:: Written instruction ::
Below are the records; collect from them each line containing the string "Whether".

(Data extracted from a collection)

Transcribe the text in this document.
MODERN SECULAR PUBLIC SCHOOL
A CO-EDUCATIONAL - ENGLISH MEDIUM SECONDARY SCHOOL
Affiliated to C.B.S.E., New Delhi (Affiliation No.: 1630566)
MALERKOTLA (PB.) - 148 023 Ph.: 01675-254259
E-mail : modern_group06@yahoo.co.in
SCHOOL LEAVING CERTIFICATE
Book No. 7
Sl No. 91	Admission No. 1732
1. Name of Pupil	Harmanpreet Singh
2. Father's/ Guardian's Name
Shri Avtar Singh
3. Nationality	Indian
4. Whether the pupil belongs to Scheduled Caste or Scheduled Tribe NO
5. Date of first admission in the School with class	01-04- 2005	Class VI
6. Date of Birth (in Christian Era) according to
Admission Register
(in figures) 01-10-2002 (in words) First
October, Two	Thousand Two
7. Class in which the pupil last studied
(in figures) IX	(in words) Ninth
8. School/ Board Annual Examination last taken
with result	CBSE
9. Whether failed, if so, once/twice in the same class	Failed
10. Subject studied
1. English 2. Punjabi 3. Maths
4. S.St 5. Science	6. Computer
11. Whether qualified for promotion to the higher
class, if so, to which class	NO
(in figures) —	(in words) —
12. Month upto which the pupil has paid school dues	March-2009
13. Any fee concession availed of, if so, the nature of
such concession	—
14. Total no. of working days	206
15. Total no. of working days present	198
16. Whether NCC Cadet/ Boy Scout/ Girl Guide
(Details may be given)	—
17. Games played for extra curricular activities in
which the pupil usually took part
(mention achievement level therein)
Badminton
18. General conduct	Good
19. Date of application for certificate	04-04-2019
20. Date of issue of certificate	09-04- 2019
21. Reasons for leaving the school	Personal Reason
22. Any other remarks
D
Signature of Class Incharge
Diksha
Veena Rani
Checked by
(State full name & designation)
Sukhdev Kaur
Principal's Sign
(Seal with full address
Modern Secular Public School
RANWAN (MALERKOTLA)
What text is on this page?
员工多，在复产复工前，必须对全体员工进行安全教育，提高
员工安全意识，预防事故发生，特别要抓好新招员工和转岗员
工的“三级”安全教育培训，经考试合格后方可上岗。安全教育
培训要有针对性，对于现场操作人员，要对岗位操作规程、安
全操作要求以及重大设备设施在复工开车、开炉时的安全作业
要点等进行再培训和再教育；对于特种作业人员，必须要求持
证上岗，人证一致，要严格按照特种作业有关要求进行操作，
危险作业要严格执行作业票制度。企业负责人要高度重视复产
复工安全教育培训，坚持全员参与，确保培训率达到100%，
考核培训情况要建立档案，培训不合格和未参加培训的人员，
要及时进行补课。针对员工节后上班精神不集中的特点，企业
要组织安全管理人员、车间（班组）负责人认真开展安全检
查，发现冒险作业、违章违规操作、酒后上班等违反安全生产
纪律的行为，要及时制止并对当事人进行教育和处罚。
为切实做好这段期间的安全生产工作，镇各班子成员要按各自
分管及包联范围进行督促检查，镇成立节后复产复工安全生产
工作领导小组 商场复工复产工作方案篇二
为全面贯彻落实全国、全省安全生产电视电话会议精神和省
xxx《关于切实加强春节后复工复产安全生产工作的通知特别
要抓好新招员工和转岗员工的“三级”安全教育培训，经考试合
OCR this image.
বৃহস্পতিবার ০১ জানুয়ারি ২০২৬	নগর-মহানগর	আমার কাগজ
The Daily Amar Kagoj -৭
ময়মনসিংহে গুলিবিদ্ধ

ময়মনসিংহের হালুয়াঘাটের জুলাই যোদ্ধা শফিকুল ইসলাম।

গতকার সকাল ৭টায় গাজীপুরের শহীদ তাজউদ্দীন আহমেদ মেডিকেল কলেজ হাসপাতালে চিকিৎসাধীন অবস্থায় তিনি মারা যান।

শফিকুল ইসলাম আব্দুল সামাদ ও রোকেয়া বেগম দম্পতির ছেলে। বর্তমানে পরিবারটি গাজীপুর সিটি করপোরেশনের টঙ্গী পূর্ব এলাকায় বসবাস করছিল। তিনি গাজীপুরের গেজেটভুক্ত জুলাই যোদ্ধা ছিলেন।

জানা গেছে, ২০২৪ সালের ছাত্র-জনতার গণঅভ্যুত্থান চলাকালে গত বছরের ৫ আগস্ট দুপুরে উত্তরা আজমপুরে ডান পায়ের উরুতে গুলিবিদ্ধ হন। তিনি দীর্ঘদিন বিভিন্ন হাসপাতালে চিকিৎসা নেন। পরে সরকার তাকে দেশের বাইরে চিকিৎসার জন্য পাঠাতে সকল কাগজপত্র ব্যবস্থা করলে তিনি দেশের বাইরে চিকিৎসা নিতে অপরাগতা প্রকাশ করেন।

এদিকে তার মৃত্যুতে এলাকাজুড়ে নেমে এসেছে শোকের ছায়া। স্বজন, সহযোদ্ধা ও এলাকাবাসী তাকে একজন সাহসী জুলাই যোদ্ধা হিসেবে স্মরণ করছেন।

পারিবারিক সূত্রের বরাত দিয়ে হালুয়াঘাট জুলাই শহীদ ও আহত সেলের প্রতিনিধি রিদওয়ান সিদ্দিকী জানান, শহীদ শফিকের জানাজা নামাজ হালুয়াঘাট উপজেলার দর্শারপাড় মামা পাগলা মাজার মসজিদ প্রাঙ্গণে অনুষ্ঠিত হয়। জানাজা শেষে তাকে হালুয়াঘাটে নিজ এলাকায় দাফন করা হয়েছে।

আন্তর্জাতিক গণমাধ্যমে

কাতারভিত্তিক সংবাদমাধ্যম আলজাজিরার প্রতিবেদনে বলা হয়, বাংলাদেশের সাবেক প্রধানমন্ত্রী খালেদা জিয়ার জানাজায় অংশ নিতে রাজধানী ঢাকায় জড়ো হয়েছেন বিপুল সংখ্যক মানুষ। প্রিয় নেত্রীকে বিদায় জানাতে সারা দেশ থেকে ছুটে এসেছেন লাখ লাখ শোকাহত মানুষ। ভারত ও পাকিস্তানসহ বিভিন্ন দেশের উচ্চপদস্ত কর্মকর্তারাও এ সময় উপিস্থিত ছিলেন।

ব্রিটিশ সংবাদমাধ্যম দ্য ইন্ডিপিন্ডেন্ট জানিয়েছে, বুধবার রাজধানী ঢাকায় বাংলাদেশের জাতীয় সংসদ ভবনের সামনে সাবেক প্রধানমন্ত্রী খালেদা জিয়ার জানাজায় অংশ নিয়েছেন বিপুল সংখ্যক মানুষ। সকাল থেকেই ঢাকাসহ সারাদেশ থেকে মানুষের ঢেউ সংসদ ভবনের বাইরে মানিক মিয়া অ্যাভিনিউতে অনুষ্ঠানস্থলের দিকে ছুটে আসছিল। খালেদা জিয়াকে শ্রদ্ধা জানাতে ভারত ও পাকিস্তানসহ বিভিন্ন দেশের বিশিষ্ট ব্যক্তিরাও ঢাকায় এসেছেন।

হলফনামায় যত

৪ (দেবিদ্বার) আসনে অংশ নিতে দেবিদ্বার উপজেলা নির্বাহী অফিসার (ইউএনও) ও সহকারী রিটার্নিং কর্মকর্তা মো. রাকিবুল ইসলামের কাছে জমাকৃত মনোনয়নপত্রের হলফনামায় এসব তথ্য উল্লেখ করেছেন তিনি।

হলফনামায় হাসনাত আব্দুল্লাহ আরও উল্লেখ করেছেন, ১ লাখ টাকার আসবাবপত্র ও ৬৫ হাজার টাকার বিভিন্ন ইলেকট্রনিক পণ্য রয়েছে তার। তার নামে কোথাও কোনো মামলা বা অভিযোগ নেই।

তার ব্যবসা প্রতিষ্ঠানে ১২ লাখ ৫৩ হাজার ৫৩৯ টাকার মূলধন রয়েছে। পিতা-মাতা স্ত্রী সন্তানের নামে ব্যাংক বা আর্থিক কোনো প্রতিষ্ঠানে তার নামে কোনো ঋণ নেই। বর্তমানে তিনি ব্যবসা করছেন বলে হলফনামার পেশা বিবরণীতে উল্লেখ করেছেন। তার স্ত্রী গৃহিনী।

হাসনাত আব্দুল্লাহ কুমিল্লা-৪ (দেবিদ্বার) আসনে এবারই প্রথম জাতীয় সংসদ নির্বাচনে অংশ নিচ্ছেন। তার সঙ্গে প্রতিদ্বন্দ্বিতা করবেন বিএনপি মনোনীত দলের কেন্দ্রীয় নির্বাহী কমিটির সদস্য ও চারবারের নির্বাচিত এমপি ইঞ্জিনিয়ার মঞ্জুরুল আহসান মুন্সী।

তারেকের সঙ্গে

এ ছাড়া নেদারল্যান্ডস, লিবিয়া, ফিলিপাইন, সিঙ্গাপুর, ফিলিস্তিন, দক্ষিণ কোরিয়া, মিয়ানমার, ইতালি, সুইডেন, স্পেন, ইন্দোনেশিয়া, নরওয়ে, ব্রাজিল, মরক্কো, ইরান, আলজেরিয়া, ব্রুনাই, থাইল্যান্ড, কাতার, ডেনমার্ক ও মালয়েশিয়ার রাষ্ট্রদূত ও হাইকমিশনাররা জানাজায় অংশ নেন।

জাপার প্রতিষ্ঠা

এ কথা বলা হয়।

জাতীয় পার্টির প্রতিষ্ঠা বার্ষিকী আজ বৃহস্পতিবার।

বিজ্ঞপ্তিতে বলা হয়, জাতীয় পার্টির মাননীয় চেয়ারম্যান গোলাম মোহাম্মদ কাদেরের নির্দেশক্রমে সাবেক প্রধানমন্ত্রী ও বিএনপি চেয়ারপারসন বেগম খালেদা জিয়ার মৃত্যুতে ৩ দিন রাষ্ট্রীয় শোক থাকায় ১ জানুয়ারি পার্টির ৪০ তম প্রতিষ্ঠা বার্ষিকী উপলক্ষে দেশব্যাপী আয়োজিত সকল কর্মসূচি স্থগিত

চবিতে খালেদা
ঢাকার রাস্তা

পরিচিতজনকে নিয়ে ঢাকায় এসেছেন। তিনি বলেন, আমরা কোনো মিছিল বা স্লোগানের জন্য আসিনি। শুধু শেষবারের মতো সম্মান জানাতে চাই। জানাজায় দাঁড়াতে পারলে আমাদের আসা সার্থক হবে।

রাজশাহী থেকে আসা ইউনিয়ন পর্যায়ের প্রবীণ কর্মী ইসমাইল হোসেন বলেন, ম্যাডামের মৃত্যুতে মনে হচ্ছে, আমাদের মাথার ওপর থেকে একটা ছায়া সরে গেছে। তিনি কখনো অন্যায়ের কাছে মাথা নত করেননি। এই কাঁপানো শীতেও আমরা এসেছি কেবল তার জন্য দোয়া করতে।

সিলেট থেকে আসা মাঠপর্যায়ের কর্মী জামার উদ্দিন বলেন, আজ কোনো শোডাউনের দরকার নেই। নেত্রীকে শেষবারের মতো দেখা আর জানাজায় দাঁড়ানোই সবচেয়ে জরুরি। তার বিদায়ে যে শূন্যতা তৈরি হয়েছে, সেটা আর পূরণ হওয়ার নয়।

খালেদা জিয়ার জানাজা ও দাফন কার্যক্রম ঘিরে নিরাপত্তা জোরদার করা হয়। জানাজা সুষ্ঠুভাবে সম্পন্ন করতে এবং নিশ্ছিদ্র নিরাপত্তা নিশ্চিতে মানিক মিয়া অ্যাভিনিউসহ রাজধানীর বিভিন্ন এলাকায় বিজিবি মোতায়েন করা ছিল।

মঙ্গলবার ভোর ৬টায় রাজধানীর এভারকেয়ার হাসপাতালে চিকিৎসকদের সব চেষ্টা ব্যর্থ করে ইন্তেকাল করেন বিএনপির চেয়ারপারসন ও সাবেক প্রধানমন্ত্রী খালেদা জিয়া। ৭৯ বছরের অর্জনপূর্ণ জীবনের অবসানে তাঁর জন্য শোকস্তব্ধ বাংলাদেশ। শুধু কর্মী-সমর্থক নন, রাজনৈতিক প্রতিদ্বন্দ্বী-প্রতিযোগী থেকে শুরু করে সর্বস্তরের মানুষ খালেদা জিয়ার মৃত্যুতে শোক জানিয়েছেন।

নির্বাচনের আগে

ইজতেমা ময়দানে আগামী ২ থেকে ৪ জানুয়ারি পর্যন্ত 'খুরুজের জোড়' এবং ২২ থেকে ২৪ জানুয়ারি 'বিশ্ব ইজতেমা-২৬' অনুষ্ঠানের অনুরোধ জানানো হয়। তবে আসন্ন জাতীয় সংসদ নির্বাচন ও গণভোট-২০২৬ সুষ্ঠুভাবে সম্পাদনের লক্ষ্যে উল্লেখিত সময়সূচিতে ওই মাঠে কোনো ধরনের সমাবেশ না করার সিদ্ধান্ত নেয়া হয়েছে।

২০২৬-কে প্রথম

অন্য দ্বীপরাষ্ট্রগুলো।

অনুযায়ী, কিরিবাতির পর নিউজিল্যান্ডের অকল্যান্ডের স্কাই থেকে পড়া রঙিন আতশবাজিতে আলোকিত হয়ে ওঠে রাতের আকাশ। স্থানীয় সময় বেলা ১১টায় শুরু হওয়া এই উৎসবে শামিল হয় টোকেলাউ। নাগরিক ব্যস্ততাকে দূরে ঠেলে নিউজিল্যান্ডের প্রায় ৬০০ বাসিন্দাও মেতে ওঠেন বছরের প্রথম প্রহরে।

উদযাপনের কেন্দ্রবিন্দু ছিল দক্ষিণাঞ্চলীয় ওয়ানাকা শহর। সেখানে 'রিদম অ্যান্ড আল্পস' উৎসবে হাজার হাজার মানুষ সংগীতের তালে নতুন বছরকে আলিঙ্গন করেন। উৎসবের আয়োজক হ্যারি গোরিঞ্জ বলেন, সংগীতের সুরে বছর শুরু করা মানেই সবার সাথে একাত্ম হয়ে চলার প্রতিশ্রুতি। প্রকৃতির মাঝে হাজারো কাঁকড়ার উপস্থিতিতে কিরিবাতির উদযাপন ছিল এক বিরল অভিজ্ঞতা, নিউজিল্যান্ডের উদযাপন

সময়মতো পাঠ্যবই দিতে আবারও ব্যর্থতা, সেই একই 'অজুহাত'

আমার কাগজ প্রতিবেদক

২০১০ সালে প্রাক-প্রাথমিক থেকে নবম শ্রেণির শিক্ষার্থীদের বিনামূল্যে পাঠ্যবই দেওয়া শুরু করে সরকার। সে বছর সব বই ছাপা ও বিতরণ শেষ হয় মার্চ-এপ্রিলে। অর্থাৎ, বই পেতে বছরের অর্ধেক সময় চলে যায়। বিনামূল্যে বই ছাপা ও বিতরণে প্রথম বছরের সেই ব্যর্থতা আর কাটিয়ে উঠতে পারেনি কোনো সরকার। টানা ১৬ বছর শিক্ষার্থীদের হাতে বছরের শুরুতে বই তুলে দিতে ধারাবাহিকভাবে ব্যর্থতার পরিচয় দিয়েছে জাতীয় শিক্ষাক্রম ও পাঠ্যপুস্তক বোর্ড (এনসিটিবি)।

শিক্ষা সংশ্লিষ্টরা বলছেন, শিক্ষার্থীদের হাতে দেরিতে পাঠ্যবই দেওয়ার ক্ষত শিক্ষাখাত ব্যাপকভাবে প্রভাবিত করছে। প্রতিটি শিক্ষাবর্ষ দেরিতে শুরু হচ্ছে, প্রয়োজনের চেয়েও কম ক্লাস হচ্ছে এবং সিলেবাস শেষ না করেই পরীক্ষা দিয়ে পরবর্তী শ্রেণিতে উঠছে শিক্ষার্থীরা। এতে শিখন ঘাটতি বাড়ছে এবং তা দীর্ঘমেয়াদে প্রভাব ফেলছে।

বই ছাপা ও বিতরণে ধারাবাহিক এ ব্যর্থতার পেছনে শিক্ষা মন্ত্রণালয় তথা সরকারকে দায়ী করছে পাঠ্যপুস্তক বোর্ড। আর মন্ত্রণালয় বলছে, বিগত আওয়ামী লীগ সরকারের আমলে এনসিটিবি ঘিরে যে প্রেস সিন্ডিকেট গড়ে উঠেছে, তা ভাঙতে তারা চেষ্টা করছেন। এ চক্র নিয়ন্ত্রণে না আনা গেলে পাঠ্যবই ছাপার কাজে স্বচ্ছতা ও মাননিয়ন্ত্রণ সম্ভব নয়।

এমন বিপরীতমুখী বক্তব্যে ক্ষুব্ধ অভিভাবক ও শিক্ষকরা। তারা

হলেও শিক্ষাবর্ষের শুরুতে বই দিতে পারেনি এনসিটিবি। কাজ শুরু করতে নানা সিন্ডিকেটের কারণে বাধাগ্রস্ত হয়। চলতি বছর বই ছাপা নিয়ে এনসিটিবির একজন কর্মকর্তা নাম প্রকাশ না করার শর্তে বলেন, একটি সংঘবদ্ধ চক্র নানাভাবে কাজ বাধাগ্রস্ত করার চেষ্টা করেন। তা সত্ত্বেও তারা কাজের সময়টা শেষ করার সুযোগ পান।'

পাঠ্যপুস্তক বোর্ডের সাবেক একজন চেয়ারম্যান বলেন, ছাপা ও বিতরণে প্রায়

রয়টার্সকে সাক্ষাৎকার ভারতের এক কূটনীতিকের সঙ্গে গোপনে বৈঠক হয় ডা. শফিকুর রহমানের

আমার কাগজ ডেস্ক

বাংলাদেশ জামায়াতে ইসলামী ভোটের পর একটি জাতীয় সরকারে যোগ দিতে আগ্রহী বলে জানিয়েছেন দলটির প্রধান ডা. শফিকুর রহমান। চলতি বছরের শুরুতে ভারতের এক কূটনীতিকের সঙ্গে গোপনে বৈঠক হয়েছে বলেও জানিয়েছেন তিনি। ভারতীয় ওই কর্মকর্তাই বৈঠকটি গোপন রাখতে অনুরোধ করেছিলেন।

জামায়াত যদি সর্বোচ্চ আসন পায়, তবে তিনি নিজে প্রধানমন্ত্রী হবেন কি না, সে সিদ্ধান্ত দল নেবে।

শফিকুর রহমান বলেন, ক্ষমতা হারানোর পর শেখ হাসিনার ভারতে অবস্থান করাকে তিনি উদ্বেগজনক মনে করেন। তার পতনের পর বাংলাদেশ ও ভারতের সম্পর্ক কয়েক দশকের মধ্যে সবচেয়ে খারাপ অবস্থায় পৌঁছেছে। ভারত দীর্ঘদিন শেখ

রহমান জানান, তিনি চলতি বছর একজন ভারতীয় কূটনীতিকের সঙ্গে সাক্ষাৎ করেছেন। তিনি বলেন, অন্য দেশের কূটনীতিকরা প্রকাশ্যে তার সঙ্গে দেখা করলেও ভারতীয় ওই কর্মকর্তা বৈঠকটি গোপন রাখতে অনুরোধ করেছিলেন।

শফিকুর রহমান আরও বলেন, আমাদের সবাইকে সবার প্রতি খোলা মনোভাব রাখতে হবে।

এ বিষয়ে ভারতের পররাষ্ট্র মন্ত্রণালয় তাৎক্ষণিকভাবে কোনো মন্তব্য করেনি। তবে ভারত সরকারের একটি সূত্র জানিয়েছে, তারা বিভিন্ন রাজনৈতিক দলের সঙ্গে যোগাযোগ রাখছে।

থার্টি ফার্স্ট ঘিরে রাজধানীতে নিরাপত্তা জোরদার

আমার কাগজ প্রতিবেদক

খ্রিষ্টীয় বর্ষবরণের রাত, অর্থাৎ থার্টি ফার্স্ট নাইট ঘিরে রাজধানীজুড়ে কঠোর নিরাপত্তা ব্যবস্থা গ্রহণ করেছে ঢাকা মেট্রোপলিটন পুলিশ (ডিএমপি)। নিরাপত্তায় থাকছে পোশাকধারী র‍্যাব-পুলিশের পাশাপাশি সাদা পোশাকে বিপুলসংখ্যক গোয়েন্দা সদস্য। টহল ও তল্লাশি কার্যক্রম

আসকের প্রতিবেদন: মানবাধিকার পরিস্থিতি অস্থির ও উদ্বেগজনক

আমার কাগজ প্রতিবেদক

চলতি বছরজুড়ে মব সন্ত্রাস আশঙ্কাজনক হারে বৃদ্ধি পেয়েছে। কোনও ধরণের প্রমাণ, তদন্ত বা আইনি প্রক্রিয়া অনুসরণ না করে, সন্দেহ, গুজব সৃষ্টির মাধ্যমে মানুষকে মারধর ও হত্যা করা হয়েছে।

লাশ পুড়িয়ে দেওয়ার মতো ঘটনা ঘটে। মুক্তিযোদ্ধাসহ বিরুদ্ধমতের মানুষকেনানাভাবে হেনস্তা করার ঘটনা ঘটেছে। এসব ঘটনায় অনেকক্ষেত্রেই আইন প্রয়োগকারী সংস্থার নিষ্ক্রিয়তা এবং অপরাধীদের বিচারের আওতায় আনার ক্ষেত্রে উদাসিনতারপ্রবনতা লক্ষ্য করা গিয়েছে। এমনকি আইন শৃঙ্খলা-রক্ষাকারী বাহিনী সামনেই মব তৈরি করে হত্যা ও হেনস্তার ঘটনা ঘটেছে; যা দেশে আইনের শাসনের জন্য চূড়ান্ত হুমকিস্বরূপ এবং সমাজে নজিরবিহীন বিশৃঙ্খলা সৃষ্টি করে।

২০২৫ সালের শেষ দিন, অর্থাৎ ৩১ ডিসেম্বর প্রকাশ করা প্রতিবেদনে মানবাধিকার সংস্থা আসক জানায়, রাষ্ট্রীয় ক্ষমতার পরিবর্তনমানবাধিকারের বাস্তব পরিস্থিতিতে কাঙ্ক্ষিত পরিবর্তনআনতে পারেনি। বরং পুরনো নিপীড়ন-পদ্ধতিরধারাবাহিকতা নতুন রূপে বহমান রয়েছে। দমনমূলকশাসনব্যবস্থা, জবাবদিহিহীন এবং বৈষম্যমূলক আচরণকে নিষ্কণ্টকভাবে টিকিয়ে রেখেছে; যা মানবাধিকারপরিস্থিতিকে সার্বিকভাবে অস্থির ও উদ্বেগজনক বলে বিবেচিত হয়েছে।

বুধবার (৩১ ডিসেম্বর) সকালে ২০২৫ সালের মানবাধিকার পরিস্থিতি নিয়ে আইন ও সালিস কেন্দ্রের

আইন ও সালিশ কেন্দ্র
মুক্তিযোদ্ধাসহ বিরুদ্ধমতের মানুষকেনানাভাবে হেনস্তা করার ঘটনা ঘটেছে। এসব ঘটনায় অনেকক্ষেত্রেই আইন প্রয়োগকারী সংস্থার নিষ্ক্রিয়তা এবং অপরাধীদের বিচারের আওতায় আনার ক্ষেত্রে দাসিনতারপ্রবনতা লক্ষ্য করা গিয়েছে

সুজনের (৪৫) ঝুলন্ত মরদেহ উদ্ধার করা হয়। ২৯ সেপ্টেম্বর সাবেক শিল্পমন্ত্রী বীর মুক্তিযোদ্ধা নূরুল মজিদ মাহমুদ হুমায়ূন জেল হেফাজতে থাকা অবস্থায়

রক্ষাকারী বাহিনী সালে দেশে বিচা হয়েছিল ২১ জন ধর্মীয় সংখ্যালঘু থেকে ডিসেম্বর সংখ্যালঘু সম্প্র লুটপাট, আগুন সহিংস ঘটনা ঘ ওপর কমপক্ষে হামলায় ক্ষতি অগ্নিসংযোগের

:: Solution ::
4. Whether the pupil belongs to Scheduled Caste or Scheduled Tribe NO
9. Whether failed, if so, once/twice in the same class	Failed
11. Whether qualified for promotion to the higher
16. Whether NCC Cadet/ Boy Scout/ Girl Guide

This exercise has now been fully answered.